● **Required work**
Reproduce the following listing verbatim, line for line, and omit the pictures from your reproduction.
--- start Dataset records ---
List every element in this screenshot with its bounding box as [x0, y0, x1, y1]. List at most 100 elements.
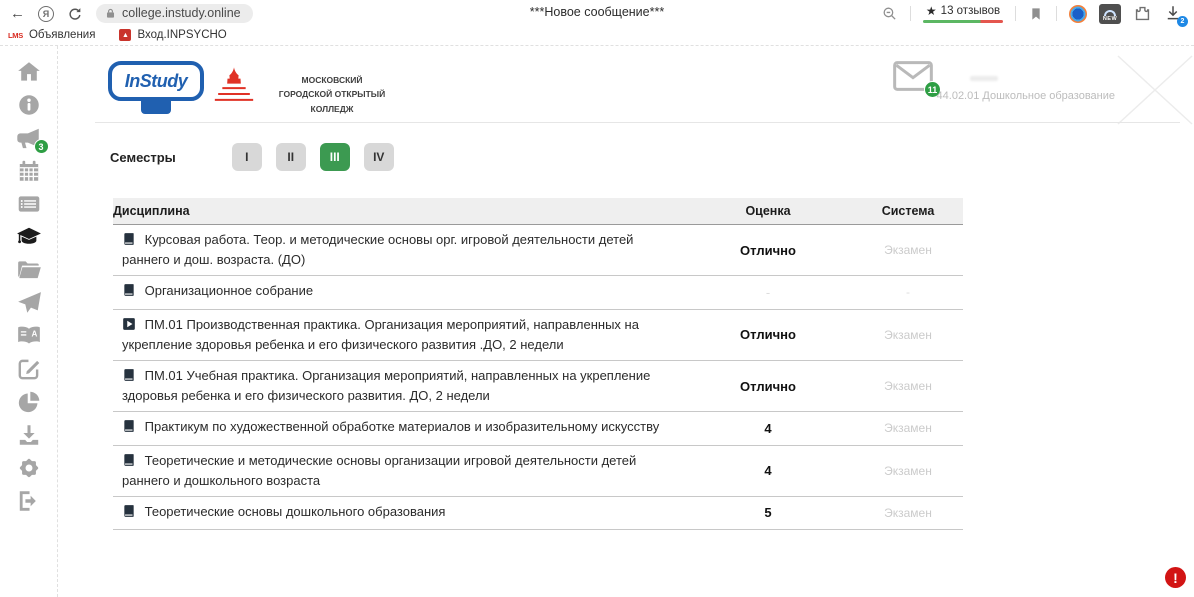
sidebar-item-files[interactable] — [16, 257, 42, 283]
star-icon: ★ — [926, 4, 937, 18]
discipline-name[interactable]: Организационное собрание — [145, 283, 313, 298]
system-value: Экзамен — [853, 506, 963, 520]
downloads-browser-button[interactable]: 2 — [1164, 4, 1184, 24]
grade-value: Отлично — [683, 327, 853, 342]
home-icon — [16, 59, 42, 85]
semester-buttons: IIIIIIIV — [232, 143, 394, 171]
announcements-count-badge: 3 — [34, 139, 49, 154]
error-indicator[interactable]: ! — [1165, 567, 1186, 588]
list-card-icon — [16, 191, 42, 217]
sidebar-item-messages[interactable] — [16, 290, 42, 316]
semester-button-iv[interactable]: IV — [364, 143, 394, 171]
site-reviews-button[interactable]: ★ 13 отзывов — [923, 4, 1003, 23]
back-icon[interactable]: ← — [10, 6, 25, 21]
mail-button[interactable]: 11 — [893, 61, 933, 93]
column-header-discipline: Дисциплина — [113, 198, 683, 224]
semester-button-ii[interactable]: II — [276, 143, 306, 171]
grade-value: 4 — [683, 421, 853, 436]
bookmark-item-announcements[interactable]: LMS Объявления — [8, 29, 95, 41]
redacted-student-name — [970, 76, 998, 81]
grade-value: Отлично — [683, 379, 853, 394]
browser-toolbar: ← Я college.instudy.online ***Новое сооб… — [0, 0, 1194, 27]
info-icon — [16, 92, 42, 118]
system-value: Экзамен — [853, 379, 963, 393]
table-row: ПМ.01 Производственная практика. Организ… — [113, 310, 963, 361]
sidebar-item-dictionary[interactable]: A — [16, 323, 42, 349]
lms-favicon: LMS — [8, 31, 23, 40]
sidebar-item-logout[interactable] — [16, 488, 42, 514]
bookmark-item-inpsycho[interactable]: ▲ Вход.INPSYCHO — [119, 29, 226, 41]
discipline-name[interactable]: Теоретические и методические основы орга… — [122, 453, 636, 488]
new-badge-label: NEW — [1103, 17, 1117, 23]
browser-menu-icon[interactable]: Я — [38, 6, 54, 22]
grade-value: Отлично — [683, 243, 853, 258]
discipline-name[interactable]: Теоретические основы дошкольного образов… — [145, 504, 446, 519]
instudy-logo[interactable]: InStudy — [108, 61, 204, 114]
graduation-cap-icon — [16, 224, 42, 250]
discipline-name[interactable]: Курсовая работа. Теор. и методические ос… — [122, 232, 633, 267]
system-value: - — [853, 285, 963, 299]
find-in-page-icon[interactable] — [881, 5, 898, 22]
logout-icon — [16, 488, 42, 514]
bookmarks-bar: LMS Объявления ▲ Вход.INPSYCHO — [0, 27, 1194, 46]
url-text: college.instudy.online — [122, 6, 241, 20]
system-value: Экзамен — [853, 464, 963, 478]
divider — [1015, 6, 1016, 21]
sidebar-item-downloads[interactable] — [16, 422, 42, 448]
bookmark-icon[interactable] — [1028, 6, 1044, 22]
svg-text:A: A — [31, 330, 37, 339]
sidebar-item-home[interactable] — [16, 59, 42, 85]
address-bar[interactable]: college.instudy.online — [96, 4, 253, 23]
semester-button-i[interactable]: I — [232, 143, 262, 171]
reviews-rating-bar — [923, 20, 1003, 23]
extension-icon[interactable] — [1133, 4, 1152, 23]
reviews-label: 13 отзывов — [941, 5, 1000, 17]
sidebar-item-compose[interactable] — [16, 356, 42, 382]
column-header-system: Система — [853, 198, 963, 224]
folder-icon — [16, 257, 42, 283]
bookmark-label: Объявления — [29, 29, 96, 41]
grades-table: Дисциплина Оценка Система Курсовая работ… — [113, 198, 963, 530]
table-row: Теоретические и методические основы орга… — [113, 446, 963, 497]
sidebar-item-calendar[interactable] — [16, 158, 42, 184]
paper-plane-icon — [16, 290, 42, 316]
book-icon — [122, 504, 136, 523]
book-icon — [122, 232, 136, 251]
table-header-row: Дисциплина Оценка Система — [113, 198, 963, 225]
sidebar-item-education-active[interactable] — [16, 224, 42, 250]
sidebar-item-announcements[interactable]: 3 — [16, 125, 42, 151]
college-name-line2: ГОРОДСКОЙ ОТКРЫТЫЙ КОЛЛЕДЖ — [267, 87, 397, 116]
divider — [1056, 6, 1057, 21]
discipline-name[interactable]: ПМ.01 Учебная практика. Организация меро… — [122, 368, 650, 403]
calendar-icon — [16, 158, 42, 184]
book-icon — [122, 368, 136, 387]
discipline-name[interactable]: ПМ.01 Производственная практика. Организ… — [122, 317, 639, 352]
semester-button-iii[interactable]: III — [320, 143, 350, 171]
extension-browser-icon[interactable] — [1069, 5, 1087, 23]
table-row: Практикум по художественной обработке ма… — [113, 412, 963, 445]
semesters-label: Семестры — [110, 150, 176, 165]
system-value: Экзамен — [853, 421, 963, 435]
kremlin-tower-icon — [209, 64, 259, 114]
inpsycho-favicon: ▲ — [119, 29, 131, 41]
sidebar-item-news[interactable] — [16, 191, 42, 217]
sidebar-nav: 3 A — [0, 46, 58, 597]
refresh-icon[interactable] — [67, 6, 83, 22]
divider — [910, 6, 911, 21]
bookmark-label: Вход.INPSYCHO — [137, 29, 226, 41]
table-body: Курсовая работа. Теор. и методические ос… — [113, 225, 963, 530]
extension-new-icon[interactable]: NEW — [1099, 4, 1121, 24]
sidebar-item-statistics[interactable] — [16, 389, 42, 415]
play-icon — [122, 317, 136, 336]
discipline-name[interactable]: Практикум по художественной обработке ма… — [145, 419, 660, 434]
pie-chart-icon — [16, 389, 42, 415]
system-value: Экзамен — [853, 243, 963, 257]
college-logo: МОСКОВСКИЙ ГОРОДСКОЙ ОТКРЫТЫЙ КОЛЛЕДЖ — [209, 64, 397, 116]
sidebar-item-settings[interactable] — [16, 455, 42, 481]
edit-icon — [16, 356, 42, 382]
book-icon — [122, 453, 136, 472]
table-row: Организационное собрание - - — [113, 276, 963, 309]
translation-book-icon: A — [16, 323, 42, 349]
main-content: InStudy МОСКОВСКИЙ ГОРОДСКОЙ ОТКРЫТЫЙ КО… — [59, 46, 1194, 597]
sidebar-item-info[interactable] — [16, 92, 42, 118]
--- end Dataset records ---
● **Worked solution**
List every element in this screenshot with its bounding box as [x0, y0, x1, y1]. List at most 100 elements.
sidebar-item-files[interactable] — [16, 257, 42, 283]
star-icon: ★ — [926, 4, 937, 18]
discipline-name[interactable]: Организационное собрание — [145, 283, 313, 298]
system-value: Экзамен — [853, 506, 963, 520]
downloads-browser-button[interactable]: 2 — [1164, 4, 1184, 24]
grade-value: Отлично — [683, 327, 853, 342]
home-icon — [16, 59, 42, 85]
semester-buttons: IIIIIIIV — [232, 143, 394, 171]
announcements-count-badge: 3 — [34, 139, 49, 154]
error-indicator[interactable]: ! — [1165, 567, 1186, 588]
list-card-icon — [16, 191, 42, 217]
sidebar-item-messages[interactable] — [16, 290, 42, 316]
semester-button-iv[interactable]: IV — [364, 143, 394, 171]
site-reviews-button[interactable]: ★ 13 отзывов — [923, 4, 1003, 23]
back-icon[interactable]: ← — [10, 6, 25, 21]
mail-button[interactable]: 11 — [893, 61, 933, 93]
column-header-discipline: Дисциплина — [113, 198, 683, 224]
semester-button-ii[interactable]: II — [276, 143, 306, 171]
grade-value: 4 — [683, 421, 853, 436]
bookmark-item-announcements[interactable]: LMS Объявления — [8, 29, 95, 41]
redacted-student-name — [970, 76, 998, 81]
grade-value: Отлично — [683, 379, 853, 394]
browser-toolbar: ← Я college.instudy.online ***Новое сооб… — [0, 0, 1194, 27]
info-icon — [16, 92, 42, 118]
system-value: Экзамен — [853, 379, 963, 393]
table-row: ПМ.01 Производственная практика. Организ… — [113, 310, 963, 361]
sidebar-item-dictionary[interactable]: A — [16, 323, 42, 349]
lms-favicon: LMS — [8, 31, 23, 40]
sidebar-item-logout[interactable] — [16, 488, 42, 514]
bookmark-item-inpsycho[interactable]: ▲ Вход.INPSYCHO — [119, 29, 226, 41]
discipline-name[interactable]: Теоретические и методические основы орга… — [122, 453, 636, 488]
new-badge-label: NEW — [1103, 17, 1117, 23]
browser-menu-icon[interactable]: Я — [38, 6, 54, 22]
grade-value: Отлично — [683, 243, 853, 258]
discipline-name[interactable]: Теоретические основы дошкольного образов… — [145, 504, 446, 519]
instudy-logo[interactable]: InStudy — [108, 61, 204, 114]
graduation-cap-icon — [16, 224, 42, 250]
discipline-name[interactable]: Курсовая работа. Теор. и методические ос… — [122, 232, 633, 267]
system-value: - — [853, 285, 963, 299]
find-in-page-icon[interactable] — [881, 5, 898, 22]
logout-icon — [16, 488, 42, 514]
bookmarks-bar: LMS Объявления ▲ Вход.INPSYCHO — [0, 27, 1194, 46]
url-text: college.instudy.online — [122, 6, 241, 20]
system-value: Экзамен — [853, 464, 963, 478]
divider — [1015, 6, 1016, 21]
sidebar-item-downloads[interactable] — [16, 422, 42, 448]
bookmark-icon[interactable] — [1028, 6, 1044, 22]
svg-text:A: A — [31, 330, 37, 339]
sidebar-item-home[interactable] — [16, 59, 42, 85]
address-bar[interactable]: college.instudy.online — [96, 4, 253, 23]
semester-button-i[interactable]: I — [232, 143, 262, 171]
reviews-rating-bar — [923, 20, 1003, 23]
extension-icon[interactable] — [1133, 4, 1152, 23]
reviews-label: 13 отзывов — [941, 5, 1000, 17]
sidebar-item-compose[interactable] — [16, 356, 42, 382]
column-header-system: Система — [853, 198, 963, 224]
folder-icon — [16, 257, 42, 283]
bookmark-label: Объявления — [29, 29, 96, 41]
grades-table: Дисциплина Оценка Система Курсовая работ… — [113, 198, 963, 530]
table-row: Теоретические и методические основы орга… — [113, 446, 963, 497]
sidebar-item-calendar[interactable] — [16, 158, 42, 184]
paper-plane-icon — [16, 290, 42, 316]
book-icon — [122, 504, 136, 523]
book-icon — [122, 232, 136, 251]
table-header-row: Дисциплина Оценка Система — [113, 198, 963, 225]
sidebar-item-education-active[interactable] — [16, 224, 42, 250]
sidebar-item-announcements[interactable]: 3 — [16, 125, 42, 151]
college-name-line2: ГОРОДСКОЙ ОТКРЫТЫЙ КОЛЛЕДЖ — [267, 87, 397, 116]
divider — [1056, 6, 1057, 21]
discipline-name[interactable]: ПМ.01 Учебная практика. Организация меро… — [122, 368, 650, 403]
calendar-icon — [16, 158, 42, 184]
book-icon — [122, 368, 136, 387]
discipline-name[interactable]: ПМ.01 Производственная практика. Организ… — [122, 317, 639, 352]
semester-button-iii[interactable]: III — [320, 143, 350, 171]
extension-browser-icon[interactable] — [1069, 5, 1087, 23]
table-row: Практикум по художественной обработке ма… — [113, 412, 963, 445]
semesters-label: Семестры — [110, 150, 176, 165]
system-value: Экзамен — [853, 421, 963, 435]
kremlin-tower-icon — [209, 64, 259, 114]
inpsycho-favicon: ▲ — [119, 29, 131, 41]
sidebar-item-news[interactable] — [16, 191, 42, 217]
sidebar-nav: 3 A — [0, 46, 58, 597]
refresh-icon[interactable] — [67, 6, 83, 22]
divider — [910, 6, 911, 21]
bookmark-label: Вход.INPSYCHO — [137, 29, 226, 41]
table-body: Курсовая работа. Теор. и методические ос… — [113, 225, 963, 530]
extension-new-icon[interactable]: NEW — [1099, 4, 1121, 24]
sidebar-item-statistics[interactable] — [16, 389, 42, 415]
play-icon — [122, 317, 136, 336]
discipline-name[interactable]: Практикум по художественной обработке ма… — [145, 419, 660, 434]
pie-chart-icon — [16, 389, 42, 415]
system-value: Экзамен — [853, 243, 963, 257]
college-logo: МОСКОВСКИЙ ГОРОДСКОЙ ОТКРЫТЫЙ КОЛЛЕДЖ — [209, 64, 397, 116]
sidebar-item-settings[interactable] — [16, 455, 42, 481]
edit-icon — [16, 356, 42, 382]
book-icon — [122, 453, 136, 472]
table-row: Организационное собрание - - — [113, 276, 963, 309]
translation-book-icon: A — [16, 323, 42, 349]
main-content: InStudy МОСКОВСКИЙ ГОРОДСКОЙ ОТКРЫТЫЙ КО… — [59, 46, 1194, 597]
sidebar-item-info[interactable] — [16, 92, 42, 118]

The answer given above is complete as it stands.